>>>

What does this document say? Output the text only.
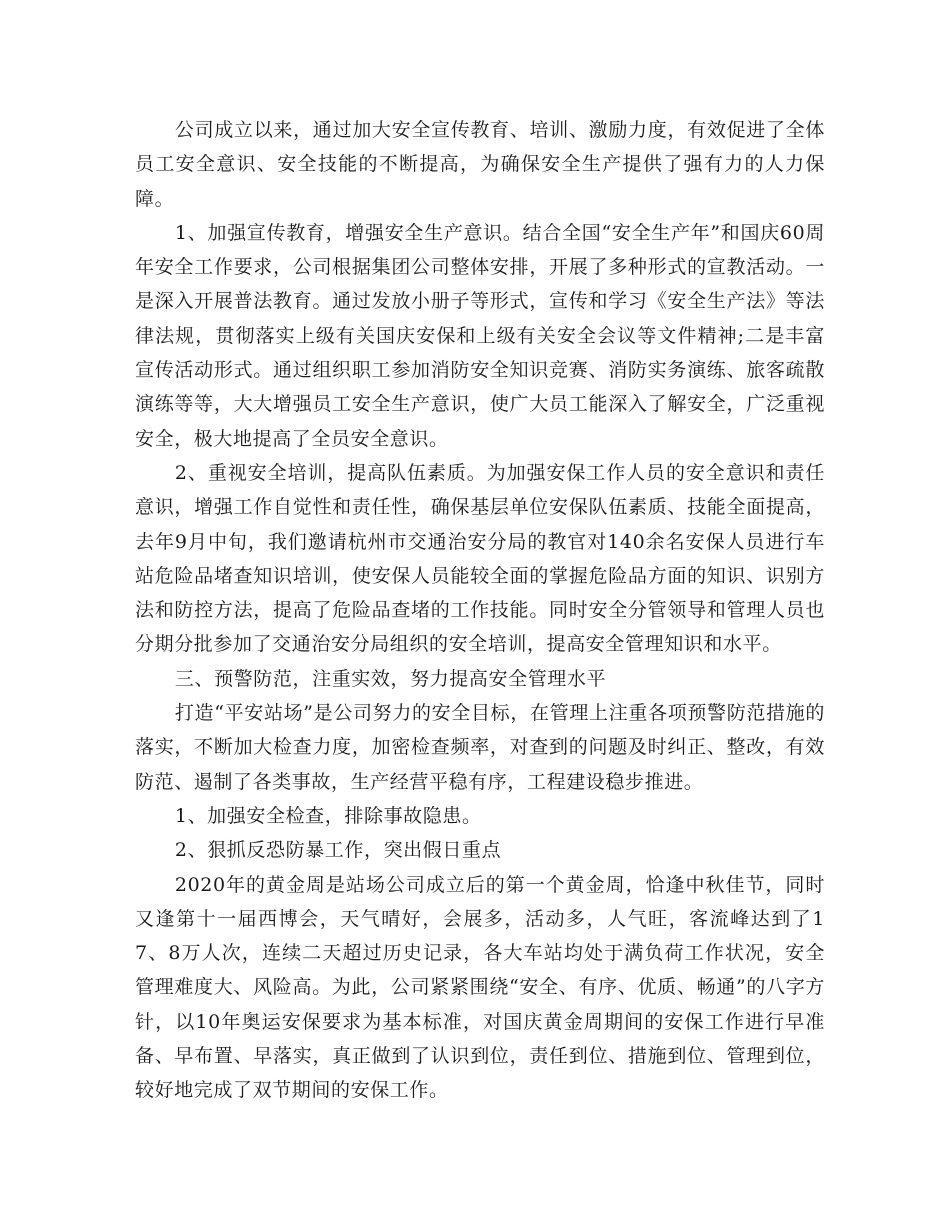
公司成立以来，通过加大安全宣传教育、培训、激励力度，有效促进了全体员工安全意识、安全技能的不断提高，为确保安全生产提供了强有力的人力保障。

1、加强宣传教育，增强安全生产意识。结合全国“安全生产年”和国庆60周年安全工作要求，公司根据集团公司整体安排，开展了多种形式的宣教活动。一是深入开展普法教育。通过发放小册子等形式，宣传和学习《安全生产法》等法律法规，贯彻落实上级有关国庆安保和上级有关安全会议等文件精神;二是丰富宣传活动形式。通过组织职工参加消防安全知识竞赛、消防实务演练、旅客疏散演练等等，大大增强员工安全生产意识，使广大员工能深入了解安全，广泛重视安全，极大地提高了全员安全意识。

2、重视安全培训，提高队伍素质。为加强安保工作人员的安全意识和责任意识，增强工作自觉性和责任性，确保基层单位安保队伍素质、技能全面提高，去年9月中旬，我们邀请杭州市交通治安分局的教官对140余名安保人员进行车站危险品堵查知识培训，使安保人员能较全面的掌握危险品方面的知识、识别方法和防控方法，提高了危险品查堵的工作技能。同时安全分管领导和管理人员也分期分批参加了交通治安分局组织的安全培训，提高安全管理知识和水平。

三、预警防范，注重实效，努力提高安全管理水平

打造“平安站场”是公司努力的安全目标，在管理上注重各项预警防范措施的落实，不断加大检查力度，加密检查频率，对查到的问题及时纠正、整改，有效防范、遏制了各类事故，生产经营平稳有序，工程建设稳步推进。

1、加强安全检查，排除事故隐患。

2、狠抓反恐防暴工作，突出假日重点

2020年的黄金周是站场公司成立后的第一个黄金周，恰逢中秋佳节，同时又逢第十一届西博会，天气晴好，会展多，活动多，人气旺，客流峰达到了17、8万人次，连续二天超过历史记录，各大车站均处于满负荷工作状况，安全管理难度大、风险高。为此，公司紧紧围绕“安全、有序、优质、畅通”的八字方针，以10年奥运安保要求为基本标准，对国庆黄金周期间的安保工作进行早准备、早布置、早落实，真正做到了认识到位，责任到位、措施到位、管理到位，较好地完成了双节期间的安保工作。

<<<

Stated task: Restate every record exactly, please; do not copy the pictures.

Final result:
What does this document say? Output the text only.
公司成立以来，通过加大安全宣传教育、培训、激励力度，有效促进了全体员工安全意识、安全技能的不断提高，为确保安全生产提供了强有力的人力保障。

1、加强宣传教育，增强安全生产意识。结合全国“安全生产年”和国庆60周年安全工作要求，公司根据集团公司整体安排，开展了多种形式的宣教活动。一是深入开展普法教育。通过发放小册子等形式，宣传和学习《安全生产法》等法律法规，贯彻落实上级有关国庆安保和上级有关安全会议等文件精神;二是丰富宣传活动形式。通过组织职工参加消防安全知识竞赛、消防实务演练、旅客疏散演练等等，大大增强员工安全生产意识，使广大员工能深入了解安全，广泛重视安全，极大地提高了全员安全意识。

2、重视安全培训，提高队伍素质。为加强安保工作人员的安全意识和责任意识，增强工作自觉性和责任性，确保基层单位安保队伍素质、技能全面提高，去年9月中旬，我们邀请杭州市交通治安分局的教官对140余名安保人员进行车站危险品堵查知识培训，使安保人员能较全面的掌握危险品方面的知识、识别方法和防控方法，提高了危险品查堵的工作技能。同时安全分管领导和管理人员也分期分批参加了交通治安分局组织的安全培训，提高安全管理知识和水平。

三、预警防范，注重实效，努力提高安全管理水平

打造“平安站场”是公司努力的安全目标，在管理上注重各项预警防范措施的落实，不断加大检查力度，加密检查频率，对查到的问题及时纠正、整改，有效防范、遏制了各类事故，生产经营平稳有序，工程建设稳步推进。

1、加强安全检查，排除事故隐患。

2、狠抓反恐防暴工作，突出假日重点

2020年的黄金周是站场公司成立后的第一个黄金周，恰逢中秋佳节，同时又逢第十一届西博会，天气晴好，会展多，活动多，人气旺，客流峰达到了17、8万人次，连续二天超过历史记录，各大车站均处于满负荷工作状况，安全管理难度大、风险高。为此，公司紧紧围绕“安全、有序、优质、畅通”的八字方针，以10年奥运安保要求为基本标准，对国庆黄金周期间的安保工作进行早准备、早布置、早落实，真正做到了认识到位，责任到位、措施到位、管理到位，较好地完成了双节期间的安保工作。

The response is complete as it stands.